### THE REQUEST
Among the entries below, find the lines with "down" and copy them.

Entries from a dataset
────────────────

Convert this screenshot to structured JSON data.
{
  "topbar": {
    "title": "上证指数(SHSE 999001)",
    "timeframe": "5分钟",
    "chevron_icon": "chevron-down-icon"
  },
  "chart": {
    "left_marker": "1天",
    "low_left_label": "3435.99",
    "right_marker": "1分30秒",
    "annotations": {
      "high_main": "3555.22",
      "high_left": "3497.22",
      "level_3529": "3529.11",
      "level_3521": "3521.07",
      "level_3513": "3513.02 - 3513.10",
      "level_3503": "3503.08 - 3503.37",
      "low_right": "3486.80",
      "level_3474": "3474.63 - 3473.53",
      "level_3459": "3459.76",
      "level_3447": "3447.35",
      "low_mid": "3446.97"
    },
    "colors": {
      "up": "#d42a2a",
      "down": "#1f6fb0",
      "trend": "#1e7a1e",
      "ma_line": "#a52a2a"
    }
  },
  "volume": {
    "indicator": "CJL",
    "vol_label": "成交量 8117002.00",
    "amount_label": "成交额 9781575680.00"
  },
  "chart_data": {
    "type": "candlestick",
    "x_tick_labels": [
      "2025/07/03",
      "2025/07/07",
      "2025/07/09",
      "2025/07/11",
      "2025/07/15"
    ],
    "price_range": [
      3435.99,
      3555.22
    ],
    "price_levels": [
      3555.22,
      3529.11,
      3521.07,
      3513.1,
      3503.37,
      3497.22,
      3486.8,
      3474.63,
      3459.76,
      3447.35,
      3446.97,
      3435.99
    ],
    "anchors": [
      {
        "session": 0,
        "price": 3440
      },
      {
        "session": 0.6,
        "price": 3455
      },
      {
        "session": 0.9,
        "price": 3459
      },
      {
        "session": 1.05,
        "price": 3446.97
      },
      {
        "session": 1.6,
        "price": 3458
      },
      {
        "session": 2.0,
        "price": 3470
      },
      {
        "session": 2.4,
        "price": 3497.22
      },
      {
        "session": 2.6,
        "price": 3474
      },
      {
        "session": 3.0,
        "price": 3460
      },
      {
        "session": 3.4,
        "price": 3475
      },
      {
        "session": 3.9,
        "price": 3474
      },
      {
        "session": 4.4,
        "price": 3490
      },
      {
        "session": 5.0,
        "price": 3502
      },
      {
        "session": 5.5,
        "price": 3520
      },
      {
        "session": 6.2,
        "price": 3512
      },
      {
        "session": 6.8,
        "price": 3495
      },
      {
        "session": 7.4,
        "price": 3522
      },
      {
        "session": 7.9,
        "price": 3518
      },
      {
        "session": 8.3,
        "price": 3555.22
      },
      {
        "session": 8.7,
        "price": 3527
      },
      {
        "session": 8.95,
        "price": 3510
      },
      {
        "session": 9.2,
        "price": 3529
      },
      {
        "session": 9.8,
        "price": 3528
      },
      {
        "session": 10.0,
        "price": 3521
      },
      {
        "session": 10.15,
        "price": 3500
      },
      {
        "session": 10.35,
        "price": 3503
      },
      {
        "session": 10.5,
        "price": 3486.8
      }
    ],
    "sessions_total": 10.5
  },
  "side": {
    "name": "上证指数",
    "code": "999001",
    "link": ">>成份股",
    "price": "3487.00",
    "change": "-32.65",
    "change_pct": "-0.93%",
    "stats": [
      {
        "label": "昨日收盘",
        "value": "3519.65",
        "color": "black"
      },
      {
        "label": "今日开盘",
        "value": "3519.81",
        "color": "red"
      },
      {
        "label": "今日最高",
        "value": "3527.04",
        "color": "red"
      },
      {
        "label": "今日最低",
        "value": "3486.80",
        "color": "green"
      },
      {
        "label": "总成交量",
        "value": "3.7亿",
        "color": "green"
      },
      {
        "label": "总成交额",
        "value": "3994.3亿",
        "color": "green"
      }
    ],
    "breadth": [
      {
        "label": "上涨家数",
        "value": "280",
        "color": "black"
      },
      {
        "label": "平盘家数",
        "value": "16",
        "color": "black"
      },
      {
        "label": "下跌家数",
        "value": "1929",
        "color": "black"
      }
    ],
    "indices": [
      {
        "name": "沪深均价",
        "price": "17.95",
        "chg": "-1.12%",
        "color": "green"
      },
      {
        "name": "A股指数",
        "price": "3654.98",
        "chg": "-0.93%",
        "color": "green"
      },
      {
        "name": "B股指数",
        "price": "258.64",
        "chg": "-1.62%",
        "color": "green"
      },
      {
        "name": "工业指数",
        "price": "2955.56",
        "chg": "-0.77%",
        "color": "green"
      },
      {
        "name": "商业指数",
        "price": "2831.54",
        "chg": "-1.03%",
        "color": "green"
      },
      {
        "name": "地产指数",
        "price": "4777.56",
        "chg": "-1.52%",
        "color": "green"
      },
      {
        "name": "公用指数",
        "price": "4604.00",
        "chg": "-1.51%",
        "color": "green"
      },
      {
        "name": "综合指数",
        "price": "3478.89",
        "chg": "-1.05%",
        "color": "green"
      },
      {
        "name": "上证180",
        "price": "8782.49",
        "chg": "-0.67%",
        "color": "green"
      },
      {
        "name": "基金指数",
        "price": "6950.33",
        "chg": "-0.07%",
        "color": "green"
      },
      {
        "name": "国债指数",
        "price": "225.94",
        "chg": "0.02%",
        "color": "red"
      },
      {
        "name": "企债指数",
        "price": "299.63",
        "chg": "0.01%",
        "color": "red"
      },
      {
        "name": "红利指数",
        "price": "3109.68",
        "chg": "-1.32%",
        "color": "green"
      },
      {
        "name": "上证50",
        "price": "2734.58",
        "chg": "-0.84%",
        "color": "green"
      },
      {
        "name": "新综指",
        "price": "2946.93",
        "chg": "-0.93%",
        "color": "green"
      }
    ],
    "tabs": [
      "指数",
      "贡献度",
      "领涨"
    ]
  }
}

────────────────

### CORRECT RESPONSE
    "chevron_icon": "chevron-down-icon"
      "down": "#1f6fb0",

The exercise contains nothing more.